Dataset entries
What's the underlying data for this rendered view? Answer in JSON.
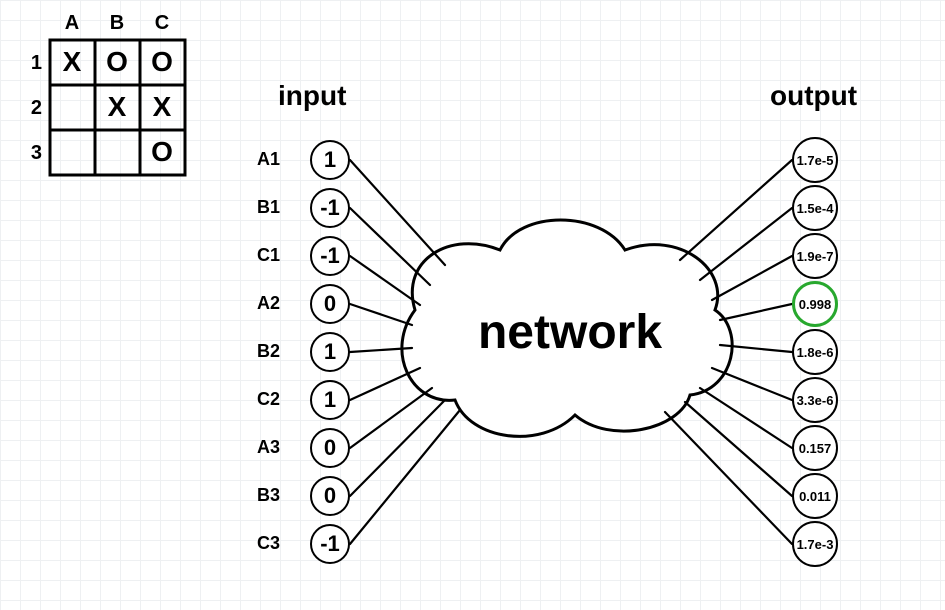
{
  "board": {
    "cols": [
      "A",
      "B",
      "C"
    ],
    "rows": [
      "1",
      "2",
      "3"
    ],
    "cells": {
      "A1": "X",
      "B1": "O",
      "C1": "O",
      "A2": "",
      "B2": "X",
      "C2": "X",
      "A3": "",
      "B3": "",
      "C3": "O"
    }
  },
  "headings": {
    "input": "input",
    "output": "output",
    "network": "network"
  },
  "inputs": [
    {
      "label": "A1",
      "value": "1"
    },
    {
      "label": "B1",
      "value": "-1"
    },
    {
      "label": "C1",
      "value": "-1"
    },
    {
      "label": "A2",
      "value": "0"
    },
    {
      "label": "B2",
      "value": "1"
    },
    {
      "label": "C2",
      "value": "1"
    },
    {
      "label": "A3",
      "value": "0"
    },
    {
      "label": "B3",
      "value": "0"
    },
    {
      "label": "C3",
      "value": "-1"
    }
  ],
  "outputs": [
    {
      "value": "1.7e-5",
      "highlight": false
    },
    {
      "value": "1.5e-4",
      "highlight": false
    },
    {
      "value": "1.9e-7",
      "highlight": false
    },
    {
      "value": "0.998",
      "highlight": true
    },
    {
      "value": "1.8e-6",
      "highlight": false
    },
    {
      "value": "3.3e-6",
      "highlight": false
    },
    {
      "value": "0.157",
      "highlight": false
    },
    {
      "value": "0.011",
      "highlight": false
    },
    {
      "value": "1.7e-3",
      "highlight": false
    }
  ],
  "chart_data": {
    "type": "table",
    "title": "Tic-tac-toe board encoded as network input/output",
    "board_encoding": {
      "X": 1,
      "O": -1,
      "empty": 0
    },
    "board_state": [
      [
        "X",
        "O",
        "O"
      ],
      [
        "",
        "X",
        "X"
      ],
      [
        "",
        "",
        "O"
      ]
    ],
    "input_vector_order": [
      "A1",
      "B1",
      "C1",
      "A2",
      "B2",
      "C2",
      "A3",
      "B3",
      "C3"
    ],
    "input_vector": [
      1,
      -1,
      -1,
      0,
      1,
      1,
      0,
      0,
      -1
    ],
    "output_vector": [
      1.7e-05,
      0.00015,
      1.9e-07,
      0.998,
      1.8e-06,
      3.3e-06,
      0.157,
      0.011,
      0.0017
    ],
    "highlighted_output_index": 3
  }
}
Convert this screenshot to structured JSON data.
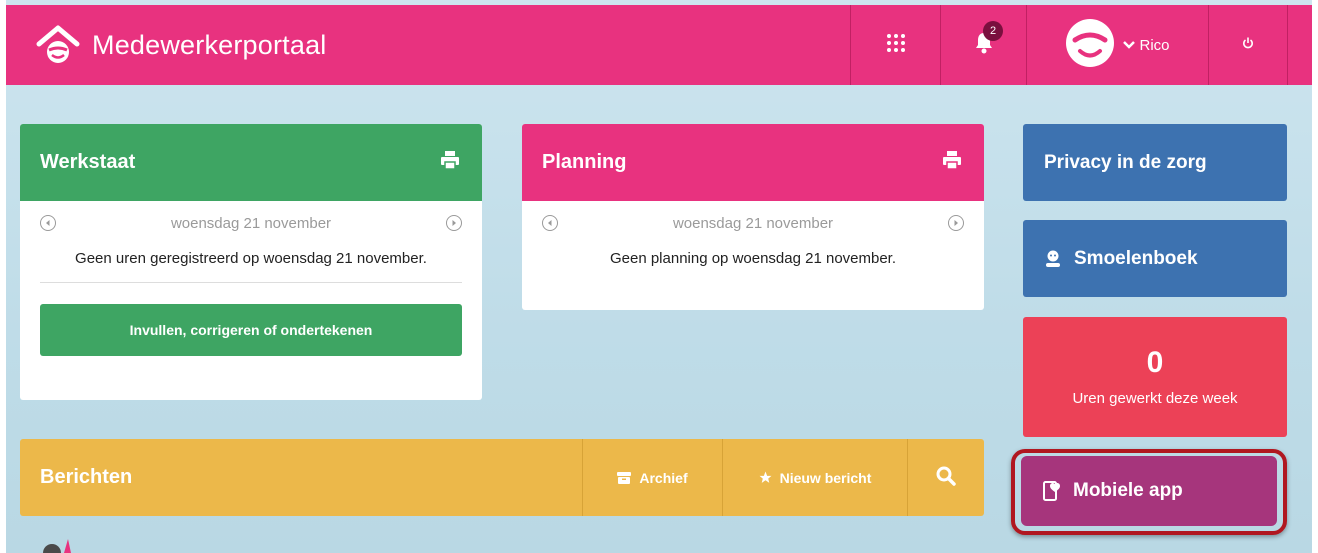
{
  "header": {
    "title": "Medewerkerportaal",
    "notification_count": "2",
    "user_name": "Rico",
    "brand_color": "#e8327f"
  },
  "werkstaat": {
    "title": "Werkstaat",
    "date": "woensdag 21 november",
    "message": "Geen uren geregistreerd op woensdag 21 november.",
    "button_label": "Invullen, corrigeren of ondertekenen",
    "color": "#3ea563"
  },
  "planning": {
    "title": "Planning",
    "date": "woensdag 21 november",
    "message": "Geen planning op woensdag 21 november.",
    "color": "#e8327f"
  },
  "berichten": {
    "title": "Berichten",
    "archief_label": "Archief",
    "nieuw_label": "Nieuw bericht",
    "color": "#ecb84a"
  },
  "sidebar": {
    "privacy_label": "Privacy in de zorg",
    "smoelenboek_label": "Smoelenboek",
    "uren_value": "0",
    "uren_label": "Uren gewerkt deze week",
    "mobiele_label": "Mobiele app",
    "privacy_color": "#3d72b0",
    "uren_color": "#ec4157",
    "mobiele_color": "#a6357c"
  },
  "icons": [
    "home-logo-icon",
    "apps-grid-icon",
    "bell-icon",
    "avatar-icon",
    "chevron-down-icon",
    "power-icon",
    "printer-icon",
    "arrow-left-circle-icon",
    "arrow-right-circle-icon",
    "archive-icon",
    "star-icon",
    "search-icon",
    "person-icon",
    "mobile-icon"
  ]
}
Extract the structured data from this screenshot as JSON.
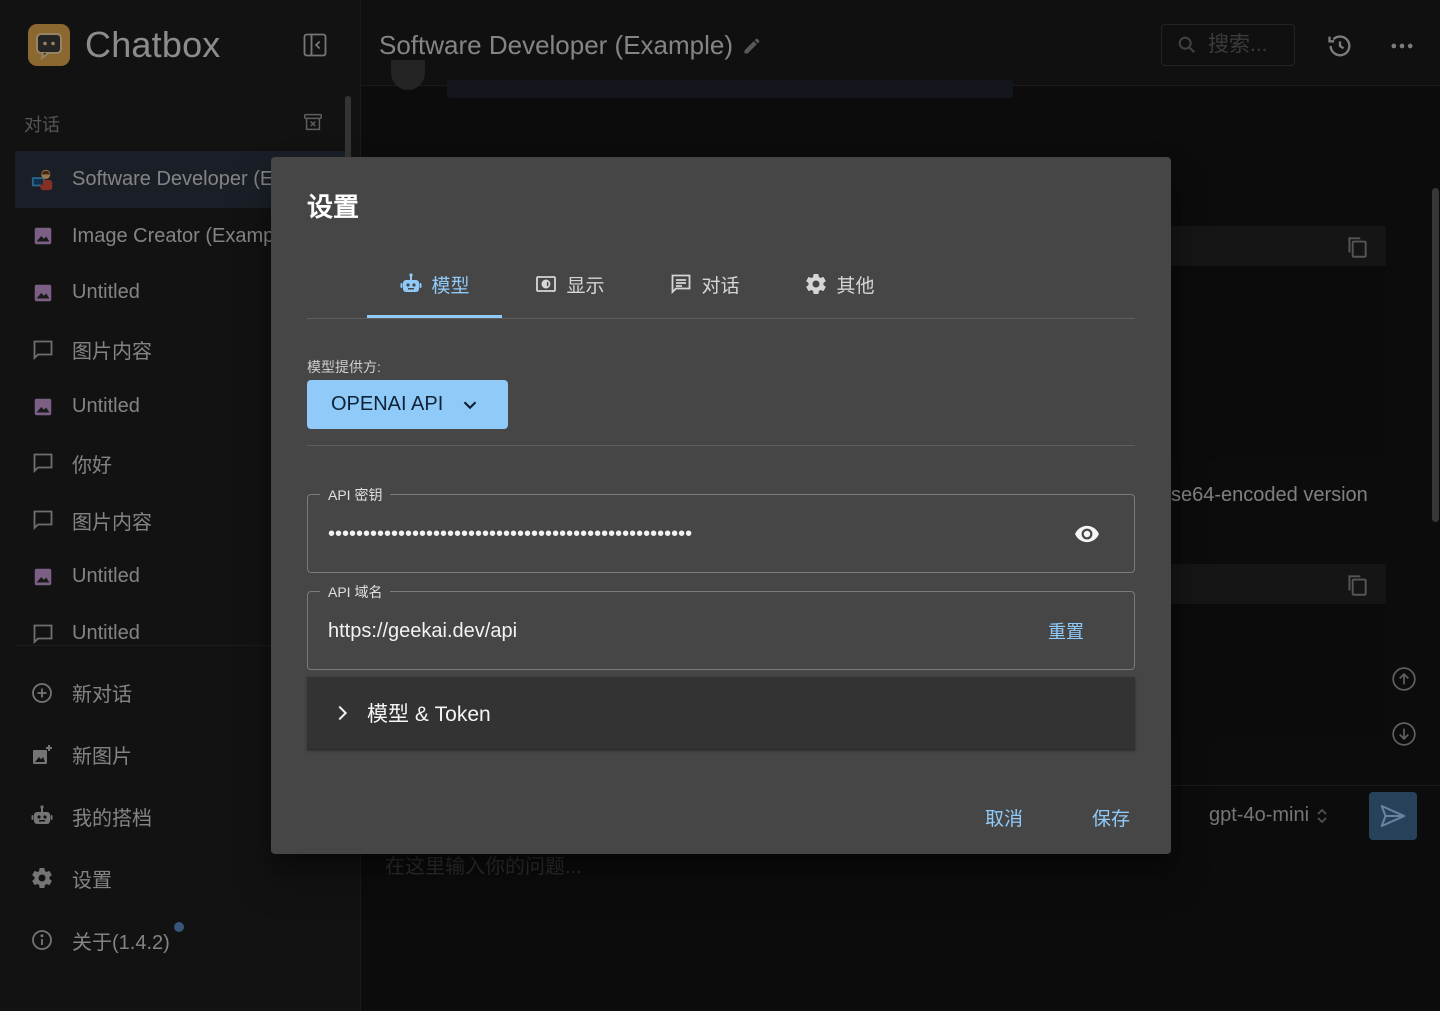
{
  "app": {
    "name": "Chatbox"
  },
  "sidebar": {
    "section_label": "对话",
    "conversations": [
      {
        "label": "Software Developer (Example)",
        "icon": "developer-avatar-icon",
        "active": true
      },
      {
        "label": "Image Creator (Example)",
        "icon": "image-icon"
      },
      {
        "label": "Untitled",
        "icon": "image-icon"
      },
      {
        "label": "图片内容",
        "icon": "chat-bubble-icon"
      },
      {
        "label": "Untitled",
        "icon": "image-icon"
      },
      {
        "label": "你好",
        "icon": "chat-bubble-icon"
      },
      {
        "label": "图片内容",
        "icon": "chat-bubble-icon"
      },
      {
        "label": "Untitled",
        "icon": "image-icon"
      },
      {
        "label": "Untitled",
        "icon": "chat-bubble-icon"
      }
    ],
    "actions": {
      "new_chat": "新对话",
      "new_image": "新图片",
      "my_copilots": "我的搭档",
      "settings": "设置",
      "about": "关于(1.4.2)"
    }
  },
  "header": {
    "session_title": "Software Developer (Example)",
    "search_placeholder": "搜索..."
  },
  "chat": {
    "background_text": "se64-encoded version",
    "model_name": "gpt-4o-mini",
    "input_placeholder": "在这里输入你的问题..."
  },
  "dialog": {
    "title": "设置",
    "tabs": [
      "模型",
      "显示",
      "对话",
      "其他"
    ],
    "active_tab": "模型",
    "provider_label": "模型提供方:",
    "provider_value": "OPENAI API",
    "api_key_label": "API 密钥",
    "api_key_value": "••••••••••••••••••••••••••••••••••••••••••••••••••••",
    "api_host_label": "API 域名",
    "api_host_value": "https://geekai.dev/api",
    "reset_label": "重置",
    "accordion_label": "模型 & Token",
    "cancel_label": "取消",
    "save_label": "保存"
  },
  "colors": {
    "accent": "#90caf9",
    "dialog_bg": "#464646",
    "sidebar_bg": "#1e1e1e",
    "active_item_bg": "#2b3340",
    "send_button_bg": "#3f6a94"
  }
}
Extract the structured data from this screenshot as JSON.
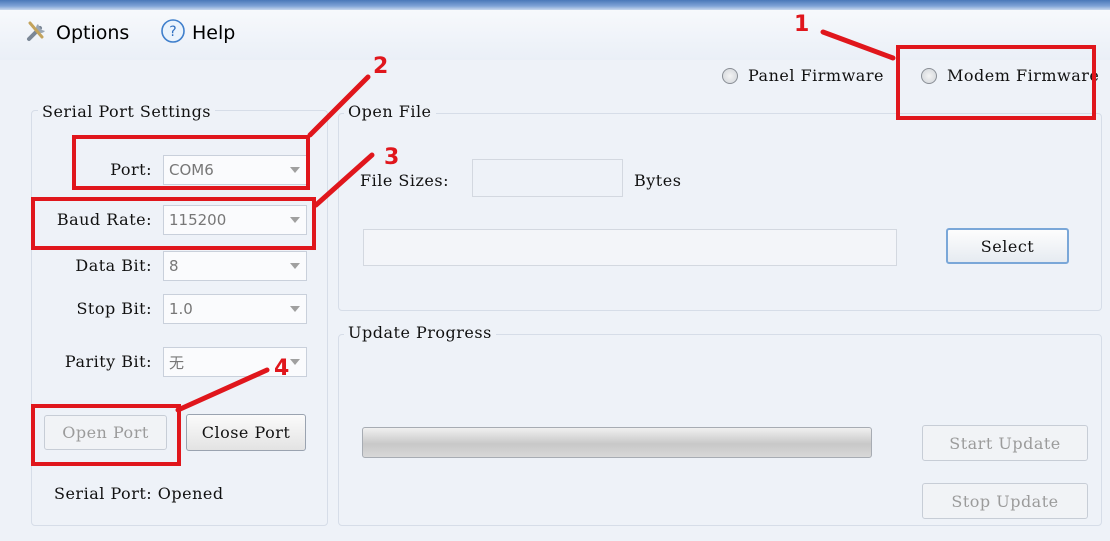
{
  "menu": {
    "options_label": "Options",
    "help_label": "Help",
    "options_icon": "tools-icon",
    "help_icon": "help-circle-icon"
  },
  "firmware": {
    "panel_label": "Panel Firmware",
    "modem_label": "Modem Firmware"
  },
  "serial_settings": {
    "title": "Serial Port Settings",
    "port": {
      "label": "Port:",
      "value": "COM6"
    },
    "baud_rate": {
      "label": "Baud Rate:",
      "value": "115200"
    },
    "data_bit": {
      "label": "Data Bit:",
      "value": "8"
    },
    "stop_bit": {
      "label": "Stop Bit:",
      "value": "1.0"
    },
    "parity_bit": {
      "label": "Parity Bit:",
      "value": "无"
    },
    "open_port_label": "Open Port",
    "close_port_label": "Close Port",
    "status_text": "Serial Port: Opened"
  },
  "open_file": {
    "title": "Open File",
    "file_sizes_label": "File Sizes:",
    "bytes_label": "Bytes",
    "file_size_value": "",
    "file_path_value": "",
    "select_label": "Select"
  },
  "update_progress": {
    "title": "Update Progress",
    "progress_value": 0,
    "start_label": "Start Update",
    "stop_label": "Stop Update"
  },
  "annotations": {
    "callout_1": "1",
    "callout_2": "2",
    "callout_3": "3",
    "callout_4": "4",
    "color": "#e0161c"
  }
}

■ WHAT IS REQUIRED:
Give the count of lines in the listing that hold the word "Geen", with no other text.

■ WRITTEN REPLY:
2